* [YOUR OBJECTIVE]: What follows is a listing to be transcribed exactly.

* [DATA FOR THIS EXERCISE]:
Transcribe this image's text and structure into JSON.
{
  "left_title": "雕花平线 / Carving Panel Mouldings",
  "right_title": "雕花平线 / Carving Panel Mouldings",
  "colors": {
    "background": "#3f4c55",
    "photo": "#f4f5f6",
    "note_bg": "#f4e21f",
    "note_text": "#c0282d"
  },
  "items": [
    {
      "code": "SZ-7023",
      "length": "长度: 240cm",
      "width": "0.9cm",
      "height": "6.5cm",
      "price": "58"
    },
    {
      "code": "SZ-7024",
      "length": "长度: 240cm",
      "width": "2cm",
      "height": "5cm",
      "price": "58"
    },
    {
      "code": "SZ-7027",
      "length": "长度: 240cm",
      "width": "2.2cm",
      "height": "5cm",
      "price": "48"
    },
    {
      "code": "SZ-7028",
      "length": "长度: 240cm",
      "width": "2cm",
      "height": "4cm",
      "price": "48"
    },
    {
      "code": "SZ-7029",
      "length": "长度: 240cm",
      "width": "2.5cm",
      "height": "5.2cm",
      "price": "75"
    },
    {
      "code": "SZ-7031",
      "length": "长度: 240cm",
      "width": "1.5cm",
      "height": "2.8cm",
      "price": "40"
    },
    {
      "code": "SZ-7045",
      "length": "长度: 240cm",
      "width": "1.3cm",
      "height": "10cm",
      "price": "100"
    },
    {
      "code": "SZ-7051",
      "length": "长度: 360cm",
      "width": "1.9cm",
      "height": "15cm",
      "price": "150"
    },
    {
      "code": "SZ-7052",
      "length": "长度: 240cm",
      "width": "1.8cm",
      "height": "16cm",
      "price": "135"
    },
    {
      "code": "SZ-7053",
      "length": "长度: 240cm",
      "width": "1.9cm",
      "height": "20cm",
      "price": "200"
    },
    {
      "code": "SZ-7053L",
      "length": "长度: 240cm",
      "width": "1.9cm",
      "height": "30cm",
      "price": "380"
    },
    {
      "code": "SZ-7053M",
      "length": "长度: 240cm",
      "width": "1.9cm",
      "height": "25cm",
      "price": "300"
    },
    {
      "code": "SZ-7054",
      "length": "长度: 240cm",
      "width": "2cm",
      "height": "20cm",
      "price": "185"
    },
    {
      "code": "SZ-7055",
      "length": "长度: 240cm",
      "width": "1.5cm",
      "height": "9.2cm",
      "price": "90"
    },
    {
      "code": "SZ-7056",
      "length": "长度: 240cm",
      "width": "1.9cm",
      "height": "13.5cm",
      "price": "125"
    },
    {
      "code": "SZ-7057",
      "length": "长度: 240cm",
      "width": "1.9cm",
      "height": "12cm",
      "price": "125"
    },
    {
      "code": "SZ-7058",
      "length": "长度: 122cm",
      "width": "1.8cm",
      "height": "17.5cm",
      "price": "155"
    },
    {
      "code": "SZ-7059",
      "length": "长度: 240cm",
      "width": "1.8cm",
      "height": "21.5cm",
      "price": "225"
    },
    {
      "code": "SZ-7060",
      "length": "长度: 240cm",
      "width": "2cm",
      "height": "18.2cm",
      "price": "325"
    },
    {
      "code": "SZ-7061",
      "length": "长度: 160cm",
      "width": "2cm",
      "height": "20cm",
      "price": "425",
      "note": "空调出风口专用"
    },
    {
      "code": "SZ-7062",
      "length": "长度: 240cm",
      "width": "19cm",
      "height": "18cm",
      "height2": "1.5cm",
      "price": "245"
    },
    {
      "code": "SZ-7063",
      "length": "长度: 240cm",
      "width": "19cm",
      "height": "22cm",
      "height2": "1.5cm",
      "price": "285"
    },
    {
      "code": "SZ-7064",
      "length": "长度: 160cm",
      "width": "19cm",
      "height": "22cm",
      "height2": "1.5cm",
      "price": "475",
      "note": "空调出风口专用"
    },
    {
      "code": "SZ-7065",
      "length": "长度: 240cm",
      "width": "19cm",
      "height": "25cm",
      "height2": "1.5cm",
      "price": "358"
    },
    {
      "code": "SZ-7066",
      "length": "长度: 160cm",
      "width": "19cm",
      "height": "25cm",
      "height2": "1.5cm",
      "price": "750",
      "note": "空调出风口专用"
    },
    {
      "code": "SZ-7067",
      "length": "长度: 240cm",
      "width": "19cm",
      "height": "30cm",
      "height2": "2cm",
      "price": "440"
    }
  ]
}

* [TASK OUTPUT]:
Transcribe this image's text and structure into JSON.
{
  "left_title": "雕花平线 / Carving Panel Mouldings",
  "right_title": "雕花平线 / Carving Panel Mouldings",
  "colors": {
    "background": "#3f4c55",
    "photo": "#f4f5f6",
    "note_bg": "#f4e21f",
    "note_text": "#c0282d"
  },
  "items": [
    {
      "code": "SZ-7023",
      "length": "长度: 240cm",
      "width": "0.9cm",
      "height": "6.5cm",
      "price": "58"
    },
    {
      "code": "SZ-7024",
      "length": "长度: 240cm",
      "width": "2cm",
      "height": "5cm",
      "price": "58"
    },
    {
      "code": "SZ-7027",
      "length": "长度: 240cm",
      "width": "2.2cm",
      "height": "5cm",
      "price": "48"
    },
    {
      "code": "SZ-7028",
      "length": "长度: 240cm",
      "width": "2cm",
      "height": "4cm",
      "price": "48"
    },
    {
      "code": "SZ-7029",
      "length": "长度: 240cm",
      "width": "2.5cm",
      "height": "5.2cm",
      "price": "75"
    },
    {
      "code": "SZ-7031",
      "length": "长度: 240cm",
      "width": "1.5cm",
      "height": "2.8cm",
      "price": "40"
    },
    {
      "code": "SZ-7045",
      "length": "长度: 240cm",
      "width": "1.3cm",
      "height": "10cm",
      "price": "100"
    },
    {
      "code": "SZ-7051",
      "length": "长度: 360cm",
      "width": "1.9cm",
      "height": "15cm",
      "price": "150"
    },
    {
      "code": "SZ-7052",
      "length": "长度: 240cm",
      "width": "1.8cm",
      "height": "16cm",
      "price": "135"
    },
    {
      "code": "SZ-7053",
      "length": "长度: 240cm",
      "width": "1.9cm",
      "height": "20cm",
      "price": "200"
    },
    {
      "code": "SZ-7053L",
      "length": "长度: 240cm",
      "width": "1.9cm",
      "height": "30cm",
      "price": "380"
    },
    {
      "code": "SZ-7053M",
      "length": "长度: 240cm",
      "width": "1.9cm",
      "height": "25cm",
      "price": "300"
    },
    {
      "code": "SZ-7054",
      "length": "长度: 240cm",
      "width": "2cm",
      "height": "20cm",
      "price": "185"
    },
    {
      "code": "SZ-7055",
      "length": "长度: 240cm",
      "width": "1.5cm",
      "height": "9.2cm",
      "price": "90"
    },
    {
      "code": "SZ-7056",
      "length": "长度: 240cm",
      "width": "1.9cm",
      "height": "13.5cm",
      "price": "125"
    },
    {
      "code": "SZ-7057",
      "length": "长度: 240cm",
      "width": "1.9cm",
      "height": "12cm",
      "price": "125"
    },
    {
      "code": "SZ-7058",
      "length": "长度: 122cm",
      "width": "1.8cm",
      "height": "17.5cm",
      "price": "155"
    },
    {
      "code": "SZ-7059",
      "length": "长度: 240cm",
      "width": "1.8cm",
      "height": "21.5cm",
      "price": "225"
    },
    {
      "code": "SZ-7060",
      "length": "长度: 240cm",
      "width": "2cm",
      "height": "18.2cm",
      "price": "325"
    },
    {
      "code": "SZ-7061",
      "length": "长度: 160cm",
      "width": "2cm",
      "height": "20cm",
      "price": "425",
      "note": "空调出风口专用"
    },
    {
      "code": "SZ-7062",
      "length": "长度: 240cm",
      "width": "19cm",
      "height": "18cm",
      "height2": "1.5cm",
      "price": "245"
    },
    {
      "code": "SZ-7063",
      "length": "长度: 240cm",
      "width": "19cm",
      "height": "22cm",
      "height2": "1.5cm",
      "price": "285"
    },
    {
      "code": "SZ-7064",
      "length": "长度: 160cm",
      "width": "19cm",
      "height": "22cm",
      "height2": "1.5cm",
      "price": "475",
      "note": "空调出风口专用"
    },
    {
      "code": "SZ-7065",
      "length": "长度: 240cm",
      "width": "19cm",
      "height": "25cm",
      "height2": "1.5cm",
      "price": "358"
    },
    {
      "code": "SZ-7066",
      "length": "长度: 160cm",
      "width": "19cm",
      "height": "25cm",
      "height2": "1.5cm",
      "price": "750",
      "note": "空调出风口专用"
    },
    {
      "code": "SZ-7067",
      "length": "长度: 240cm",
      "width": "19cm",
      "height": "30cm",
      "height2": "2cm",
      "price": "440"
    }
  ]
}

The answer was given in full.